TASK DATA.

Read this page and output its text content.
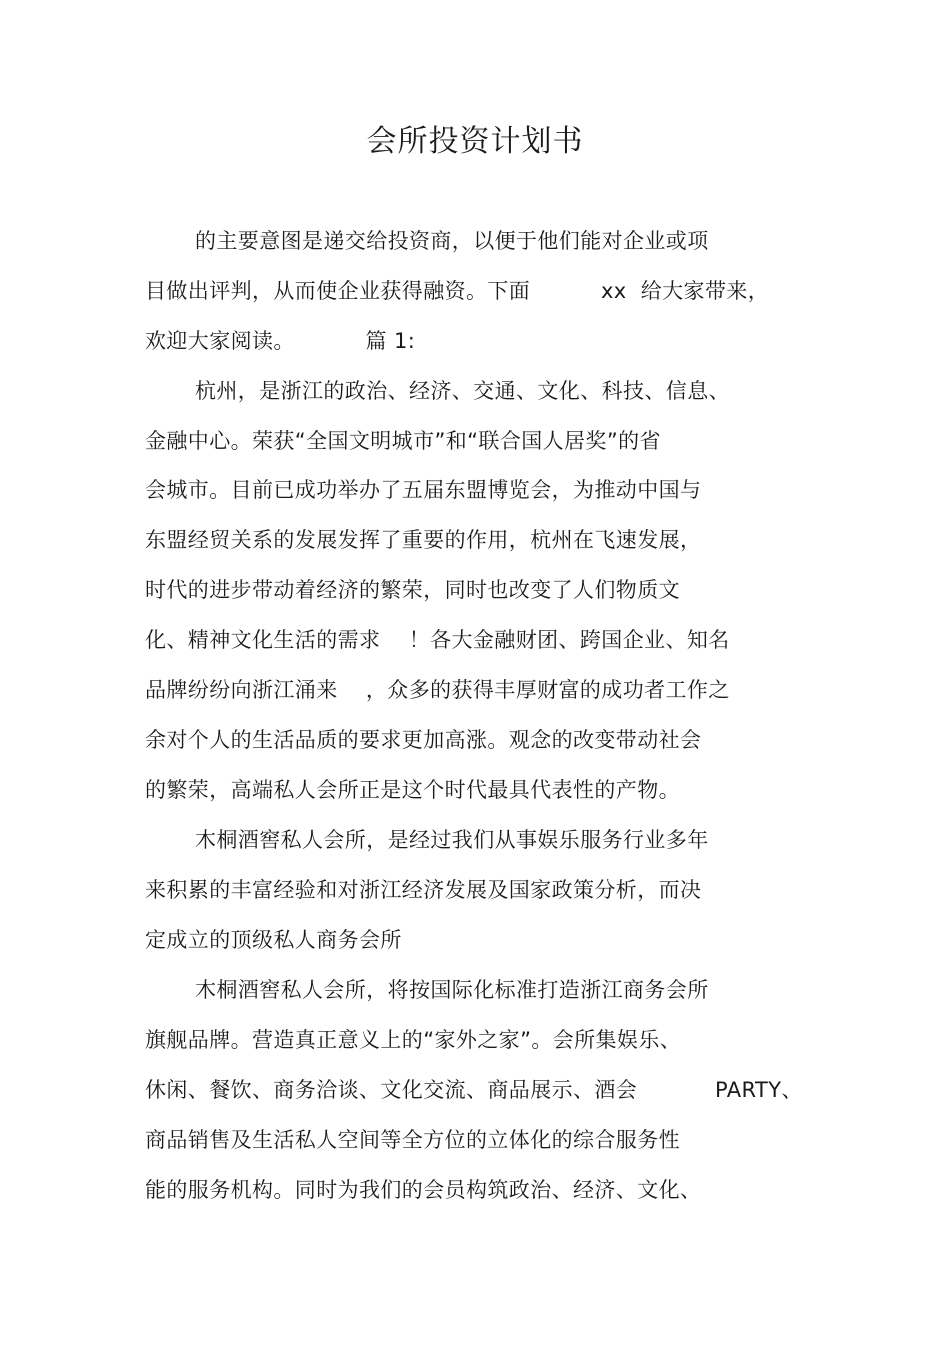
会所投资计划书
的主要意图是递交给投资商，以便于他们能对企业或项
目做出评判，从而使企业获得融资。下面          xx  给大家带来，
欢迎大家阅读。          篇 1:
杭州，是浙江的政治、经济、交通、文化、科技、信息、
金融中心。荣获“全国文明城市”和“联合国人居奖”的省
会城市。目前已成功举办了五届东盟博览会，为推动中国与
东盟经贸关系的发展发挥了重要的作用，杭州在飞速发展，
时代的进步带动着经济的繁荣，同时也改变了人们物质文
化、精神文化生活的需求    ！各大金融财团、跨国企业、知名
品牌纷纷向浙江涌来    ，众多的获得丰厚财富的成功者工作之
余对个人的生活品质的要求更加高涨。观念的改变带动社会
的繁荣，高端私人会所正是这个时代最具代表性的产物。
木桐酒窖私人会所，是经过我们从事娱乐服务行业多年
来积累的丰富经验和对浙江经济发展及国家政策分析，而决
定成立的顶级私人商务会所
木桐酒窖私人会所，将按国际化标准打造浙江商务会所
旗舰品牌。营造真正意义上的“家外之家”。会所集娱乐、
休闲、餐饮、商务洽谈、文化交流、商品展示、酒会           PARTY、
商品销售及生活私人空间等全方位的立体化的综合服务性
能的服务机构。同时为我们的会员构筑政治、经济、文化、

WORK TO BE COMPLETED. Check each line of the data above for the word "木桐酒窖私人会所" and say how many lines contain it, giving nothing besides the number.

TASK RESULT. 2